--- Rows ---
╔══

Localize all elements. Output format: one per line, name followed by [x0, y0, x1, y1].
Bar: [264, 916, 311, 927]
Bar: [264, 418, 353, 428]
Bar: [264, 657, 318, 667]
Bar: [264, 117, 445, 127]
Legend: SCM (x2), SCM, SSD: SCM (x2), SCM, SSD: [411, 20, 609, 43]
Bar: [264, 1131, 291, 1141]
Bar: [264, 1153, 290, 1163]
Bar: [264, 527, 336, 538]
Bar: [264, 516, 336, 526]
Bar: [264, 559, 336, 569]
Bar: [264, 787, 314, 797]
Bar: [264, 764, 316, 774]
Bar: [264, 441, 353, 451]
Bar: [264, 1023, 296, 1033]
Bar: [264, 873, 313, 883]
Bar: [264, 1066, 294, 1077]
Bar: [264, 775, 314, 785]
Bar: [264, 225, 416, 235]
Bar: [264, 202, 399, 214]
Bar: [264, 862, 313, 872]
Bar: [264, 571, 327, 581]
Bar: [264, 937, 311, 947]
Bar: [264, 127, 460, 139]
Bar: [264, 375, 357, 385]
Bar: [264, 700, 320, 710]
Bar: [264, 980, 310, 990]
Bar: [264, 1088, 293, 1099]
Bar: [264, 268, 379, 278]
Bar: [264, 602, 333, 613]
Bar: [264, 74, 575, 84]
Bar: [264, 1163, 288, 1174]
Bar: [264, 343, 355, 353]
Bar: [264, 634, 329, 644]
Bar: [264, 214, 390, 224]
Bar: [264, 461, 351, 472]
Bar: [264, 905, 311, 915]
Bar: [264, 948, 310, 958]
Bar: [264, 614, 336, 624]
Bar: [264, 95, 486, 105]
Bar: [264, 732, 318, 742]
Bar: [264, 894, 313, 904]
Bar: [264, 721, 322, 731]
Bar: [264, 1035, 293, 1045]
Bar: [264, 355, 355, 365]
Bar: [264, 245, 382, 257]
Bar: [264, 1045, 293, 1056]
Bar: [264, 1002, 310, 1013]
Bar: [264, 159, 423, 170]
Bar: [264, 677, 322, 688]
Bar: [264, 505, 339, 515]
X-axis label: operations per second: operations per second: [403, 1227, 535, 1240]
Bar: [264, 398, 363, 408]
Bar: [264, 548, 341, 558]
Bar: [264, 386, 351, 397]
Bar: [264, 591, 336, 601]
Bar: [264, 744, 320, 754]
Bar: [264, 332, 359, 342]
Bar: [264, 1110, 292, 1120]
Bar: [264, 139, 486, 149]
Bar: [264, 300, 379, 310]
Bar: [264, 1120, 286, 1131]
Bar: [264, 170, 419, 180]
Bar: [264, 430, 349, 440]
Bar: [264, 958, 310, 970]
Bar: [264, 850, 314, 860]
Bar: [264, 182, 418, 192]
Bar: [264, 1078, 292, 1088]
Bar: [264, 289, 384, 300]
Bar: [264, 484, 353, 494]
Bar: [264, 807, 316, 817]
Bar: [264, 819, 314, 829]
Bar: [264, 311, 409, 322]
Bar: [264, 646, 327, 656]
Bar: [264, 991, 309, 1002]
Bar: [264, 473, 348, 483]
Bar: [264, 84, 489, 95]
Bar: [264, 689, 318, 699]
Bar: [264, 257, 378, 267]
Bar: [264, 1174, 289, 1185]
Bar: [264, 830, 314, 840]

╚══

--- Exercise goal ---
Repeat the lines above with "Bar" switched to "Column" wherever it appears, and leave everything else in the records unchanged.

--- Result for this task ---
Localize all elements. Output format: one per line, name followed by [x0, y0, x1, y1].
Column: [264, 916, 311, 927]
Column: [264, 418, 353, 428]
Column: [264, 657, 318, 667]
Column: [264, 117, 445, 127]
Legend: SCM (x2), SCM, SSD: SCM (x2), SCM, SSD: [411, 20, 609, 43]
Column: [264, 1131, 291, 1141]
Column: [264, 1153, 290, 1163]
Column: [264, 527, 336, 538]
Column: [264, 516, 336, 526]
Column: [264, 559, 336, 569]
Column: [264, 787, 314, 797]
Column: [264, 764, 316, 774]
Column: [264, 441, 353, 451]
Column: [264, 1023, 296, 1033]
Column: [264, 873, 313, 883]
Column: [264, 1066, 294, 1077]
Column: [264, 775, 314, 785]
Column: [264, 225, 416, 235]
Column: [264, 202, 399, 214]
Column: [264, 862, 313, 872]
Column: [264, 571, 327, 581]
Column: [264, 937, 311, 947]
Column: [264, 127, 460, 139]
Column: [264, 375, 357, 385]
Column: [264, 700, 320, 710]
Column: [264, 980, 310, 990]
Column: [264, 1088, 293, 1099]
Column: [264, 268, 379, 278]
Column: [264, 602, 333, 613]
Column: [264, 74, 575, 84]
Column: [264, 1163, 288, 1174]
Column: [264, 343, 355, 353]
Column: [264, 634, 329, 644]
Column: [264, 214, 390, 224]
Column: [264, 461, 351, 472]
Column: [264, 905, 311, 915]
Column: [264, 948, 310, 958]
Column: [264, 614, 336, 624]
Column: [264, 95, 486, 105]
Column: [264, 732, 318, 742]
Column: [264, 894, 313, 904]
Column: [264, 721, 322, 731]
Column: [264, 1035, 293, 1045]
Column: [264, 355, 355, 365]
Column: [264, 245, 382, 257]
Column: [264, 1045, 293, 1056]
Column: [264, 1002, 310, 1013]
Column: [264, 159, 423, 170]
Column: [264, 677, 322, 688]
Column: [264, 505, 339, 515]
X-axis label: operations per second: operations per second: [403, 1227, 535, 1240]
Column: [264, 398, 363, 408]
Column: [264, 548, 341, 558]
Column: [264, 386, 351, 397]
Column: [264, 591, 336, 601]
Column: [264, 744, 320, 754]
Column: [264, 332, 359, 342]
Column: [264, 1110, 292, 1120]
Column: [264, 139, 486, 149]
Column: [264, 300, 379, 310]
Column: [264, 1120, 286, 1131]
Column: [264, 170, 419, 180]
Column: [264, 430, 349, 440]
Column: [264, 958, 310, 970]
Column: [264, 850, 314, 860]
Column: [264, 182, 418, 192]
Column: [264, 1078, 292, 1088]
Column: [264, 289, 384, 300]
Column: [264, 484, 353, 494]
Column: [264, 807, 316, 817]
Column: [264, 819, 314, 829]
Column: [264, 311, 409, 322]
Column: [264, 646, 327, 656]
Column: [264, 991, 309, 1002]
Column: [264, 473, 348, 483]
Column: [264, 84, 489, 95]
Column: [264, 689, 318, 699]
Column: [264, 257, 378, 267]
Column: [264, 1174, 289, 1185]
Column: [264, 830, 314, 840]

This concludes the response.